Give only the number of lines in the data that contain the word "title".

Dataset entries
_ _ _

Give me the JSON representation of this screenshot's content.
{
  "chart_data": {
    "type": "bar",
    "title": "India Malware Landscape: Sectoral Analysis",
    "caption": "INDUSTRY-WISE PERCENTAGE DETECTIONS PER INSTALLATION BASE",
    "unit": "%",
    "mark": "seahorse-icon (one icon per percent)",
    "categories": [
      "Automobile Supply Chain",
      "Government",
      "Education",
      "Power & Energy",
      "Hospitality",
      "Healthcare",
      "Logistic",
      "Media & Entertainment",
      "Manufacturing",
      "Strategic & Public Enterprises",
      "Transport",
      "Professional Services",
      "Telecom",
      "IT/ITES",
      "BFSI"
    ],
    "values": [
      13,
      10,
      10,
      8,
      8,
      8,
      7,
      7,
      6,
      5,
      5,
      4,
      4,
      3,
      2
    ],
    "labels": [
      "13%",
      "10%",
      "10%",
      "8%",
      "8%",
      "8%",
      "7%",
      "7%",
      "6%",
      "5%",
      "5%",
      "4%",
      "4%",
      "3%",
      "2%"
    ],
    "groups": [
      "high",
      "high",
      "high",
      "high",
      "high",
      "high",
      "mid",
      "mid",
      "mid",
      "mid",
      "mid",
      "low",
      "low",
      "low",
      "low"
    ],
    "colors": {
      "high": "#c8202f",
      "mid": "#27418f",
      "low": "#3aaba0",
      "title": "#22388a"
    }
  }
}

_ _ _

* [Solution to the problem]
2